TASK GOAL:
Word for word, quote the lines from the one containing "Transcribe the text in this document." to the end of the entries below, including both. Leave pictures out.

*** MATERIALS PROVIDED

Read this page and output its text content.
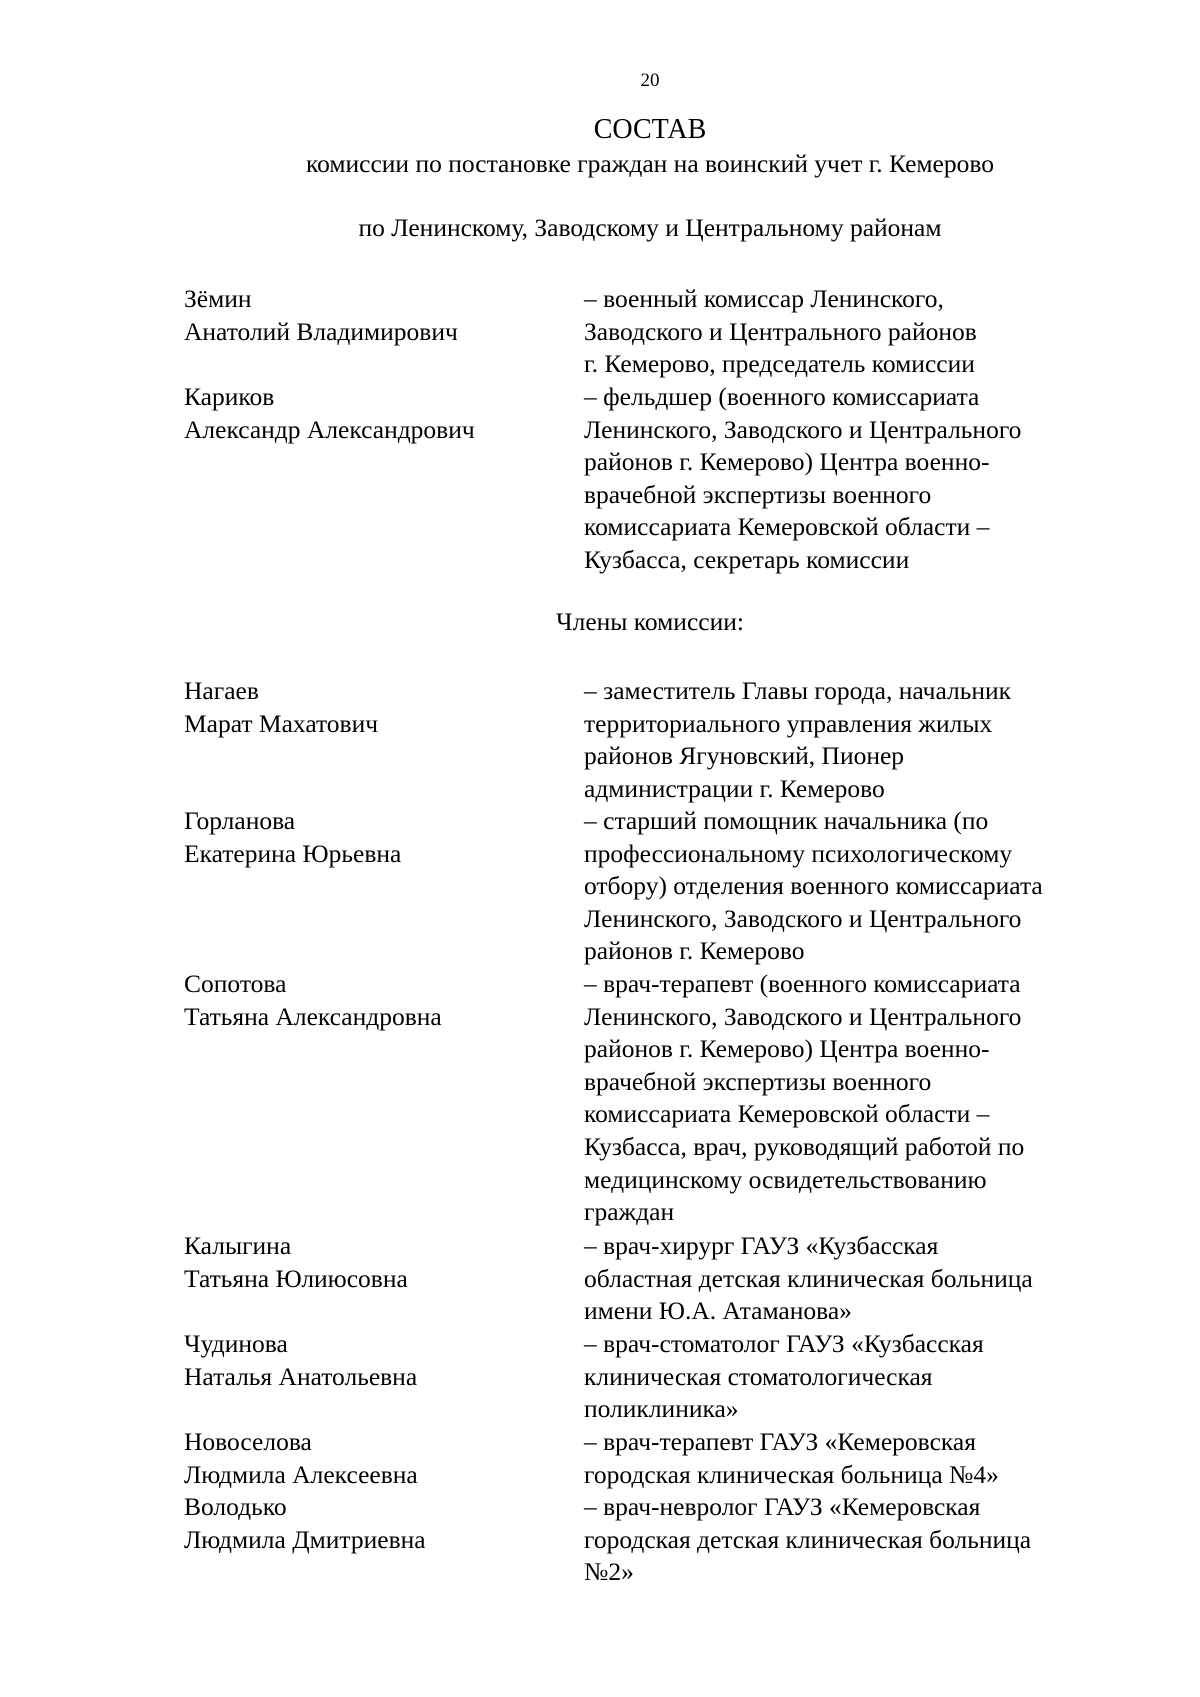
20
СОСТАВ
комиссии по постановке граждан на воинский учет г. Кемерово
по Ленинскому, Заводскому и Центральному районам
Зёмин
Анатолий Владимирович
– военный комиссар Ленинского,
Заводского и Центрального районов
г. Кемерово, председатель комиссии
Кариков
Александр Александрович
– фельдшер (военного комиссариата
Ленинского, Заводского и Центрального
районов г. Кемерово) Центра военно-
врачебной экспертизы военного
комиссариата Кемеровской области –
Кузбасса, секретарь комиссии
Члены комиссии:
Нагаев
Марат Махатович
– заместитель Главы города, начальник
территориального управления жилых
районов Ягуновский, Пионер
администрации г. Кемерово
Горланова
Екатерина Юрьевна
– старший помощник начальника (по
профессиональному психологическому
отбору) отделения военного комиссариата
Ленинского, Заводского и Центрального
районов г. Кемерово
Сопотова
Татьяна Александровна
– врач-терапевт (военного комиссариата
Ленинского, Заводского и Центрального
районов г. Кемерово) Центра военно-
врачебной экспертизы военного
комиссариата Кемеровской области –
Кузбасса, врач, руководящий работой по
медицинскому освидетельствованию
граждан
Калыгина
Татьяна Юлиюсовна
– врач-хирург ГАУЗ «Кузбасская
областная детская клиническая больница
имени Ю.А. Атаманова»
Чудинова
Наталья Анатольевна
– врач-стоматолог ГАУЗ «Кузбасская
клиническая стоматологическая
поликлиника»
Новоселова
Людмила Алексеевна
– врач-терапевт ГАУЗ «Кемеровская
городская клиническая больница №4»
Володько
Людмила Дмитриевна
– врач-невролог ГАУЗ «Кемеровская
городская детская клиническая больница
№2»
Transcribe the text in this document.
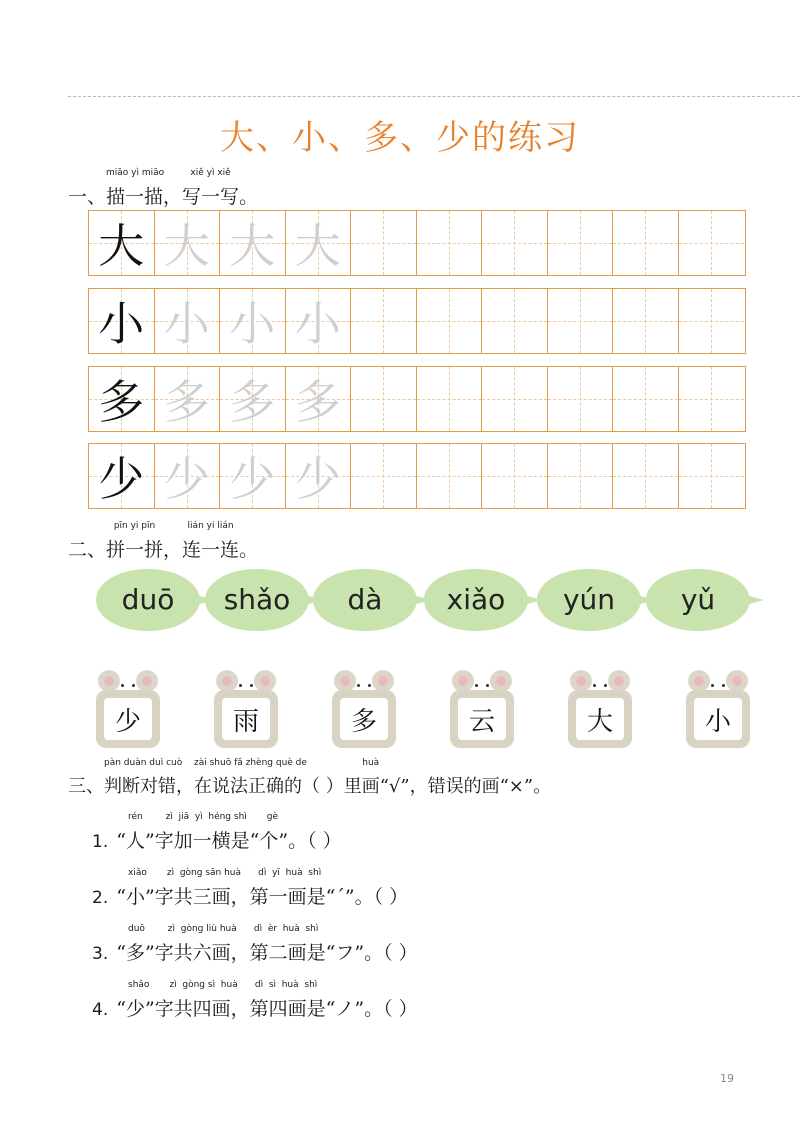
大、小、多、少的练习
一、
miāo yì miāo
描一描，
xiě yì xiě
写一写。
大 大 大 大
小 小 小 小
多 多 多 多
少 少 少 少
二、
pīn yi pīn
拼一拼，
lián yi lián
连一连。
duō	shǎo	dà	xiǎo	yún	yǔ
少	雨	多	云	大	小
三、
pàn duàn duì cuò
判断对错，
zài shuō fǎ zhèng què de
在说法正确的（ ）里
huà
画“√”，错误的画“×”。
rén        zì  jiā  yì  héng shì       gè
1. “人”字加一横是“个”。（ ）
xiǎo       zì  gòng sān huà      dì  yī  huà  shì
2. “小”字共三画，第一画是“ˊ”。（ ）
duō        zì  gòng liù huà      dì  èr  huà  shì
3. “多”字共六画，第二画是“フ”。（ ）
shǎo       zì  gòng sì  huà      dì  sì  huà  shì
4. “少”字共四画，第四画是“ノ”。（ ）
19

******

WORKED ANSWER:
Transcribe the text in this document.
大、小、多、少的练习
一、
miāo yì miāo
描一描，
xiě yì xiě
写一写。
大 大 大 大
小 小 小 小
多 多 多 多
少 少 少 少
二、
pīn yi pīn
拼一拼，
lián yi lián
连一连。
duō	shǎo	dà	xiǎo	yún	yǔ
少	雨	多	云	大	小
三、
pàn duàn duì cuò
判断对错，
zài shuō fǎ zhèng què de
在说法正确的（ ）里
huà
画“√”，错误的画“×”。
rén        zì  jiā  yì  héng shì       gè
1. “人”字加一横是“个”。（ ）
xiǎo       zì  gòng sān huà      dì  yī  huà  shì
2. “小”字共三画，第一画是“ˊ”。（ ）
duō        zì  gòng liù huà      dì  èr  huà  shì
3. “多”字共六画，第二画是“フ”。（ ）
shǎo       zì  gòng sì  huà      dì  sì  huà  shì
4. “少”字共四画，第四画是“ノ”。（ ）
19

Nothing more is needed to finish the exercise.